#### Entries provided ####

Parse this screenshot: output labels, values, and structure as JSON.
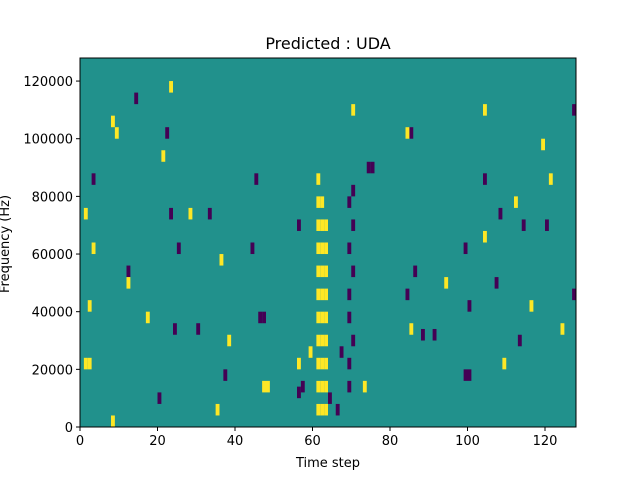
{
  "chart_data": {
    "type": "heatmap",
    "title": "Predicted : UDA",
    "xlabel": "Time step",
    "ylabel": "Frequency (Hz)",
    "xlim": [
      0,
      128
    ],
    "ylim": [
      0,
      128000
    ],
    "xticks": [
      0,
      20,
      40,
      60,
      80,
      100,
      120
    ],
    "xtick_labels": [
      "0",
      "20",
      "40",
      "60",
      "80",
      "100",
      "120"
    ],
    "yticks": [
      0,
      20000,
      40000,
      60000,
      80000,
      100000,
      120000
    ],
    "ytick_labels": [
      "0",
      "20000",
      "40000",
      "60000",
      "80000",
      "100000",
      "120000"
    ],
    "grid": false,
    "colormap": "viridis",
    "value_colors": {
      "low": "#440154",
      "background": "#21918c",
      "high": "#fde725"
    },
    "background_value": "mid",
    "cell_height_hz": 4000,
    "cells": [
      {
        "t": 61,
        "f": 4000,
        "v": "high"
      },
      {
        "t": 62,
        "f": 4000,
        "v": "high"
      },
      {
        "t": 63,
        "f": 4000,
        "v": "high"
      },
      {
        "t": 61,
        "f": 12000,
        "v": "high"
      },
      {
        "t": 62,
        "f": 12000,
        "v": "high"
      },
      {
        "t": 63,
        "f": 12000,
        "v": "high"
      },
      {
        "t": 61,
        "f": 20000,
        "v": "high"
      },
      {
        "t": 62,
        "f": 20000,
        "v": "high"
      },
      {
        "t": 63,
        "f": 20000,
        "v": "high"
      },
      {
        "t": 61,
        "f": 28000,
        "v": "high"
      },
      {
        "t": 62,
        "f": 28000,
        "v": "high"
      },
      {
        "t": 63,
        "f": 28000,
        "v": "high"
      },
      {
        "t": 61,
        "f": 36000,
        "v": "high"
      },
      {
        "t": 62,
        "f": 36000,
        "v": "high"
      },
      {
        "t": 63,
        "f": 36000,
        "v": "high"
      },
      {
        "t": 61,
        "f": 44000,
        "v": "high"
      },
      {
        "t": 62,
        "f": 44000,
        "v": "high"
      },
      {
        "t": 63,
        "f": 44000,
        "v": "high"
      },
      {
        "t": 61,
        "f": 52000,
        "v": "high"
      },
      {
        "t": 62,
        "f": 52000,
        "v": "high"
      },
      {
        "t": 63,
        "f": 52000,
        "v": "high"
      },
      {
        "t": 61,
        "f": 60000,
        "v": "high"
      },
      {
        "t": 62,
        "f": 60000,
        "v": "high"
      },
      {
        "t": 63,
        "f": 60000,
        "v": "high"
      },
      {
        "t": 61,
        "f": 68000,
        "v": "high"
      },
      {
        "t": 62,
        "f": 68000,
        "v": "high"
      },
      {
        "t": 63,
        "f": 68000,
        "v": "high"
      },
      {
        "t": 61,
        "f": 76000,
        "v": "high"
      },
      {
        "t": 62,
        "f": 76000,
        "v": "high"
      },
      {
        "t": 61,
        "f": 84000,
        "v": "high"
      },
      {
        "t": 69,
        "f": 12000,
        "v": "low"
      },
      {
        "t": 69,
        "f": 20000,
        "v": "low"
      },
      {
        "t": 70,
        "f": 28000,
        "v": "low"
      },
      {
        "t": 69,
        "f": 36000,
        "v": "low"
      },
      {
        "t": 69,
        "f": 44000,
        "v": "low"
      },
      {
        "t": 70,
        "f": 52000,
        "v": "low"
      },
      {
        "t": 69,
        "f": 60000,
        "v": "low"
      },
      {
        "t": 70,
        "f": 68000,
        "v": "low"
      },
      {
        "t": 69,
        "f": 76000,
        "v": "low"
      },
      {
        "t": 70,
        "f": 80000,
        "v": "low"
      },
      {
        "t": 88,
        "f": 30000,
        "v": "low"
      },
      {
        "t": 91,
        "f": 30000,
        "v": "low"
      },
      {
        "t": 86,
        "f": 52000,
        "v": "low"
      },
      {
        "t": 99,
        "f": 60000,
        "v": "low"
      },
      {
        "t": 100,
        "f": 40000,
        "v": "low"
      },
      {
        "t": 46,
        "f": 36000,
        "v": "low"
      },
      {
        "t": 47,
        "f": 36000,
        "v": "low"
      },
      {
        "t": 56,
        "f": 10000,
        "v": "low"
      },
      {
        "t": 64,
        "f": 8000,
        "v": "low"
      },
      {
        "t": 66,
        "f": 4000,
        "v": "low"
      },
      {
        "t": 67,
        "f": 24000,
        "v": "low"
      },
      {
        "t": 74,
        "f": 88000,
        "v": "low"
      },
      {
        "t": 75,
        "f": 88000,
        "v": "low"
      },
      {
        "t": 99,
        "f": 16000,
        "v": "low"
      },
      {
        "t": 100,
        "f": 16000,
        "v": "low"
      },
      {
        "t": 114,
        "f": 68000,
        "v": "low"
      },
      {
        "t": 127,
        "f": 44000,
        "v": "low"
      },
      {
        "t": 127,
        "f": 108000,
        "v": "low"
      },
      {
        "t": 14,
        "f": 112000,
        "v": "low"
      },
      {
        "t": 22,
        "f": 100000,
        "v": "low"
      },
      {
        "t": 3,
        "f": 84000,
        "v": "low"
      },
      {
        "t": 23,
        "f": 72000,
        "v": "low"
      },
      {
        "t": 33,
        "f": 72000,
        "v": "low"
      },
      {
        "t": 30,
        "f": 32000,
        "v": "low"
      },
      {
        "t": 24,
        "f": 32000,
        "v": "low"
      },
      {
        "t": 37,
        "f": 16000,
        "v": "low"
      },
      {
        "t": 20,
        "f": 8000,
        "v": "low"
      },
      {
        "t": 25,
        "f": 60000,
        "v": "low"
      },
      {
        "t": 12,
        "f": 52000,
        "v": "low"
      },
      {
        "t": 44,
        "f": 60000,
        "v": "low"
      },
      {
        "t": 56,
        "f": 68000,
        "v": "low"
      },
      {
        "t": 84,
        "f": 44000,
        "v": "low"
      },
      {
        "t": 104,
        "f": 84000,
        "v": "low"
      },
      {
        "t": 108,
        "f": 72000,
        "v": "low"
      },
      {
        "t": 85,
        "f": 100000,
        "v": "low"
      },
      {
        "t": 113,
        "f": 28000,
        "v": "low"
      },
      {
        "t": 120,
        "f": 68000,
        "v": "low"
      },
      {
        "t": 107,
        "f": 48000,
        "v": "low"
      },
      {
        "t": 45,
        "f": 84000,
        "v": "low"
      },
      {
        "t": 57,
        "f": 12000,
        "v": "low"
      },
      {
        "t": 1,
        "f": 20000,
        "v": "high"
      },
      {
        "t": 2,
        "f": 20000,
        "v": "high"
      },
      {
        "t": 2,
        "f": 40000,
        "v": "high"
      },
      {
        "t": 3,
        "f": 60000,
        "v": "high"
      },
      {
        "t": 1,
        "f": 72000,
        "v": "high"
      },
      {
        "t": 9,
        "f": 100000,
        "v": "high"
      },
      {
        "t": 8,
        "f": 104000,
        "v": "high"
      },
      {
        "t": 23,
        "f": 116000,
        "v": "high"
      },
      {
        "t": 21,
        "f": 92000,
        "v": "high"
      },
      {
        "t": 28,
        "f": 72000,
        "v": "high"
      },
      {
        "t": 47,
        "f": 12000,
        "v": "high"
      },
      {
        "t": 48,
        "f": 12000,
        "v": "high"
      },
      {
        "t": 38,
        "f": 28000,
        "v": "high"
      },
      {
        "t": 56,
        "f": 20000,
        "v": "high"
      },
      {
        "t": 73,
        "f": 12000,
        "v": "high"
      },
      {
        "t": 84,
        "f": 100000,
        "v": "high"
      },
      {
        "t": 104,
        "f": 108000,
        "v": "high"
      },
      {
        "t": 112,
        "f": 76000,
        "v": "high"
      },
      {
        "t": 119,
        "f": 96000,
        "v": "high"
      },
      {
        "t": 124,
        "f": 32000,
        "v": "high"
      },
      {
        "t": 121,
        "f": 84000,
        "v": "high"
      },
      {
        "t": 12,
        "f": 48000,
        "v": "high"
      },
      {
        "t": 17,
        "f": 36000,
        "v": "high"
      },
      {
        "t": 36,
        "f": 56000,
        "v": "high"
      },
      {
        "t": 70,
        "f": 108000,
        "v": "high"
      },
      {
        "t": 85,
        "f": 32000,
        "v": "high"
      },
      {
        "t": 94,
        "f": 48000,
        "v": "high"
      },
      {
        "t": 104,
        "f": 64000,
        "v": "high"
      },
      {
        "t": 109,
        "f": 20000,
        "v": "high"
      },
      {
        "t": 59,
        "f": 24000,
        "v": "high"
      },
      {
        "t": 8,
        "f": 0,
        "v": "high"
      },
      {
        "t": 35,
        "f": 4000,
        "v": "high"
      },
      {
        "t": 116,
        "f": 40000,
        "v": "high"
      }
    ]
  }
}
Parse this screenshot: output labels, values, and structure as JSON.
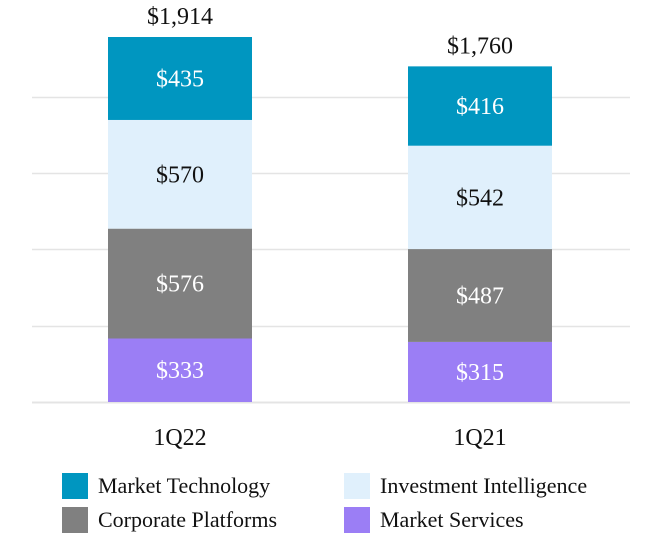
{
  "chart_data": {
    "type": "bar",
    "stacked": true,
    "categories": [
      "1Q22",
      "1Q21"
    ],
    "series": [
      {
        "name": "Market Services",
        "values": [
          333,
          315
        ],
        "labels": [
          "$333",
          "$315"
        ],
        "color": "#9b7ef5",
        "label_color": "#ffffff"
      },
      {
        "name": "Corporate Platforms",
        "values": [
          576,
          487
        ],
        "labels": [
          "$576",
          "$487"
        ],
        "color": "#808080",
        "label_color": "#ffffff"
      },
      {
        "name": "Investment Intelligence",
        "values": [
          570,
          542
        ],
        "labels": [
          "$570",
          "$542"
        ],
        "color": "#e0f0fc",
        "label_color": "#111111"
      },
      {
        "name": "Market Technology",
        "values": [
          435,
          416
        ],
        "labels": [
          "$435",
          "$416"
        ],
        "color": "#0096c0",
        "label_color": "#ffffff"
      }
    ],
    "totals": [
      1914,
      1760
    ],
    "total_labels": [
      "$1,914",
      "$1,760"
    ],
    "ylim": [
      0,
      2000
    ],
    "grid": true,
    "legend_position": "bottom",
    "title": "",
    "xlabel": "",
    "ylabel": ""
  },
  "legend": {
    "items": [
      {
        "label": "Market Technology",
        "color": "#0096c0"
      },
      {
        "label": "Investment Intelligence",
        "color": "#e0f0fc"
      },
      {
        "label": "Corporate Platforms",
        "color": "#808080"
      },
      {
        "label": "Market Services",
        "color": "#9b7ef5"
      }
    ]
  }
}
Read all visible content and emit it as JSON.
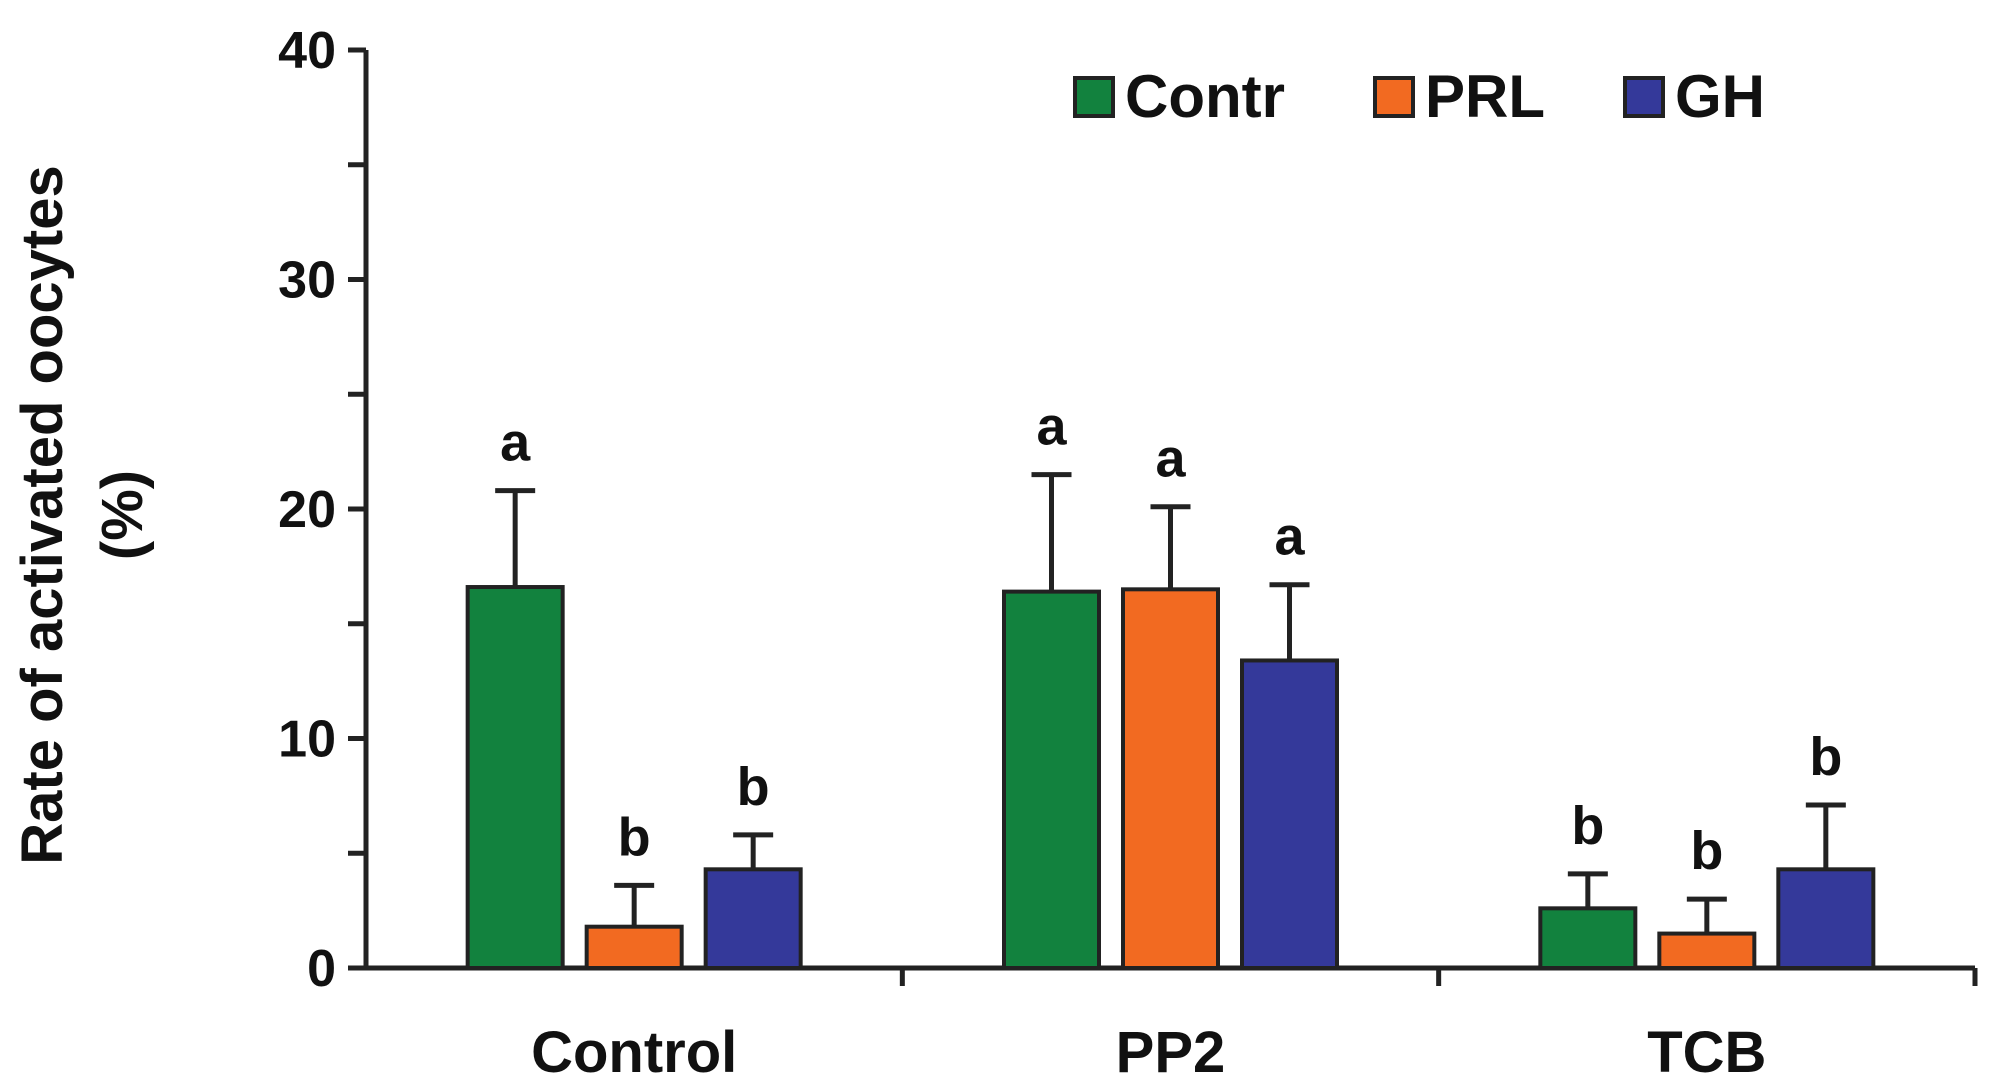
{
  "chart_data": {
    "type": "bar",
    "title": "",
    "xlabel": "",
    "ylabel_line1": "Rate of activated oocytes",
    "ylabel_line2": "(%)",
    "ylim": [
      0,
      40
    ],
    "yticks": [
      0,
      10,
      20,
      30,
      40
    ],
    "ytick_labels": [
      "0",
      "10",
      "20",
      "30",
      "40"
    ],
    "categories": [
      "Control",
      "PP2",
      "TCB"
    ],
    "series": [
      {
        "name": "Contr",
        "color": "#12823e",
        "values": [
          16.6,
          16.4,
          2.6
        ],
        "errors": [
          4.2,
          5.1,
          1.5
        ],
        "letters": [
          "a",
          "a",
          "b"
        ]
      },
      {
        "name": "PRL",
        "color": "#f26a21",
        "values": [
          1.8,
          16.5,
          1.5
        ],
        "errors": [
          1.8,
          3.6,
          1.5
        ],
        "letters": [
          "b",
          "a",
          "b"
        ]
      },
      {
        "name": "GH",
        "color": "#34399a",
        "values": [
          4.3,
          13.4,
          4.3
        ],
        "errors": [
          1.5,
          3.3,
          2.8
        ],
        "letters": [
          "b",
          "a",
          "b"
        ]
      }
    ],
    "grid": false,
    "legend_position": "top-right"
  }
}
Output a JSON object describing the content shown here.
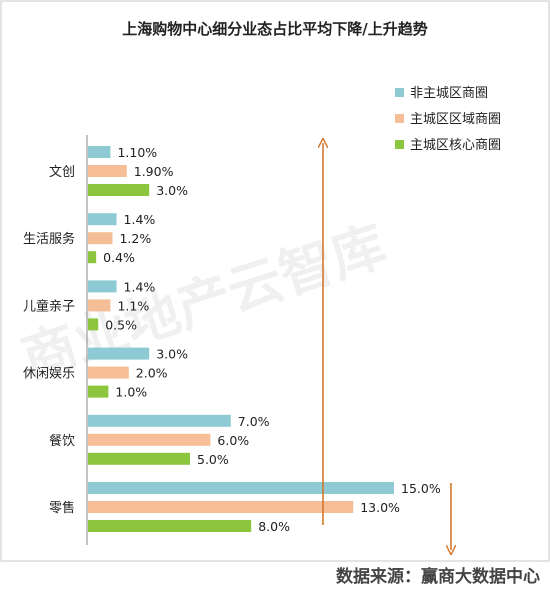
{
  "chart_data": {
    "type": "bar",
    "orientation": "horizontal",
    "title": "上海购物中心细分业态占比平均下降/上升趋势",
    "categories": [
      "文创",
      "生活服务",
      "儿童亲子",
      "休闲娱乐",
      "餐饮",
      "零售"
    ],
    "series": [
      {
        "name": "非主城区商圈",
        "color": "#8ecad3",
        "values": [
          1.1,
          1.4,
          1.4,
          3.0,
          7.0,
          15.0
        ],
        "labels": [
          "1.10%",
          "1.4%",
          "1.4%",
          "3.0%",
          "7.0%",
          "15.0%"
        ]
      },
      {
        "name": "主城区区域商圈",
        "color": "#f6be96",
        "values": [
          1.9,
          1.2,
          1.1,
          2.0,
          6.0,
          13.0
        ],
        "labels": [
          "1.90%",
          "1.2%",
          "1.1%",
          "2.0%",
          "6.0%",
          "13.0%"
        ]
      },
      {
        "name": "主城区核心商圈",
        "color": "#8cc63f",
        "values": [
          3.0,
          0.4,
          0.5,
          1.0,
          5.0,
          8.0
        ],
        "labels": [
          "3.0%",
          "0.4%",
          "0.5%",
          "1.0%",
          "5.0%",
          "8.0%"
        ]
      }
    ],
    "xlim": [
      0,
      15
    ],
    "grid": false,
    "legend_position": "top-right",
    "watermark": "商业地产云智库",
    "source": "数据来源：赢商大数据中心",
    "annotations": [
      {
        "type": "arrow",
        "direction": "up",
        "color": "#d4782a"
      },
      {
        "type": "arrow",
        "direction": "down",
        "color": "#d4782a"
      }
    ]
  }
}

####

**Requirement**
Using the records above, list each line that includes "Services".

**Result of the exercise**
        "name": "Market Services",
        "label": "Market Services",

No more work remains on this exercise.